Stated exercise =
Set down, in full, every record in the block.

Task input =
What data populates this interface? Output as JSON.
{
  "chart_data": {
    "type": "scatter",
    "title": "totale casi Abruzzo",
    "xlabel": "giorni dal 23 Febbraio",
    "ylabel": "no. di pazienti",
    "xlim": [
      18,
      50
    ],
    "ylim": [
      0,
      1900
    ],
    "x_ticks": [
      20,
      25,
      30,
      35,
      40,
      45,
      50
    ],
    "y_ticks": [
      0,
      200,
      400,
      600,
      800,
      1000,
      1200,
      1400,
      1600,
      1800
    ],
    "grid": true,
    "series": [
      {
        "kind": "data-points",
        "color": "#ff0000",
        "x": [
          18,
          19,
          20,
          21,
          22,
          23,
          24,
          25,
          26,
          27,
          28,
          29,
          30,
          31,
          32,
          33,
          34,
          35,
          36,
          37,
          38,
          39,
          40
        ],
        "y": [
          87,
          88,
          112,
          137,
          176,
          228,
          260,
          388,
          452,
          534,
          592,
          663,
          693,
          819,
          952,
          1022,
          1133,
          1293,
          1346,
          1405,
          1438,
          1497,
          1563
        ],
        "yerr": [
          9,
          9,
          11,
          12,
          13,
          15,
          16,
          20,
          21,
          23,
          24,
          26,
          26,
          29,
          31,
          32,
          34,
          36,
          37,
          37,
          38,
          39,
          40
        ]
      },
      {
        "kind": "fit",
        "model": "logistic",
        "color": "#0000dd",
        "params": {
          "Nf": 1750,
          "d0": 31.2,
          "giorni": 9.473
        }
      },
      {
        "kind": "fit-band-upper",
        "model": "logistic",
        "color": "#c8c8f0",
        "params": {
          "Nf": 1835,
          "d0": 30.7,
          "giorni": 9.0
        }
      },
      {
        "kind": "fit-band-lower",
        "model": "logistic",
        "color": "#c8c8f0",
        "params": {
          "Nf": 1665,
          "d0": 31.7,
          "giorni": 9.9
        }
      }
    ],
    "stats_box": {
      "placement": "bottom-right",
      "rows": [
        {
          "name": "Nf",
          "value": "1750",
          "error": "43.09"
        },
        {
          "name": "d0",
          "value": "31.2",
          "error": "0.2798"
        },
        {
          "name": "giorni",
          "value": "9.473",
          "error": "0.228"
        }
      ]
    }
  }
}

Result =
What data populates this interface? Output as JSON.
{
  "chart_data": {
    "type": "scatter",
    "title": "totale casi Abruzzo",
    "xlabel": "giorni dal 23 Febbraio",
    "ylabel": "no. di pazienti",
    "xlim": [
      18,
      50
    ],
    "ylim": [
      0,
      1900
    ],
    "x_ticks": [
      20,
      25,
      30,
      35,
      40,
      45,
      50
    ],
    "y_ticks": [
      0,
      200,
      400,
      600,
      800,
      1000,
      1200,
      1400,
      1600,
      1800
    ],
    "grid": true,
    "series": [
      {
        "kind": "data-points",
        "color": "#ff0000",
        "x": [
          18,
          19,
          20,
          21,
          22,
          23,
          24,
          25,
          26,
          27,
          28,
          29,
          30,
          31,
          32,
          33,
          34,
          35,
          36,
          37,
          38,
          39,
          40
        ],
        "y": [
          87,
          88,
          112,
          137,
          176,
          228,
          260,
          388,
          452,
          534,
          592,
          663,
          693,
          819,
          952,
          1022,
          1133,
          1293,
          1346,
          1405,
          1438,
          1497,
          1563
        ],
        "yerr": [
          9,
          9,
          11,
          12,
          13,
          15,
          16,
          20,
          21,
          23,
          24,
          26,
          26,
          29,
          31,
          32,
          34,
          36,
          37,
          37,
          38,
          39,
          40
        ]
      },
      {
        "kind": "fit",
        "model": "logistic",
        "color": "#0000dd",
        "params": {
          "Nf": 1750,
          "d0": 31.2,
          "giorni": 9.473
        }
      },
      {
        "kind": "fit-band-upper",
        "model": "logistic",
        "color": "#c8c8f0",
        "params": {
          "Nf": 1835,
          "d0": 30.7,
          "giorni": 9.0
        }
      },
      {
        "kind": "fit-band-lower",
        "model": "logistic",
        "color": "#c8c8f0",
        "params": {
          "Nf": 1665,
          "d0": 31.7,
          "giorni": 9.9
        }
      }
    ],
    "stats_box": {
      "placement": "bottom-right",
      "rows": [
        {
          "name": "Nf",
          "value": "1750",
          "error": "43.09"
        },
        {
          "name": "d0",
          "value": "31.2",
          "error": "0.2798"
        },
        {
          "name": "giorni",
          "value": "9.473",
          "error": "0.228"
        }
      ]
    }
  }
}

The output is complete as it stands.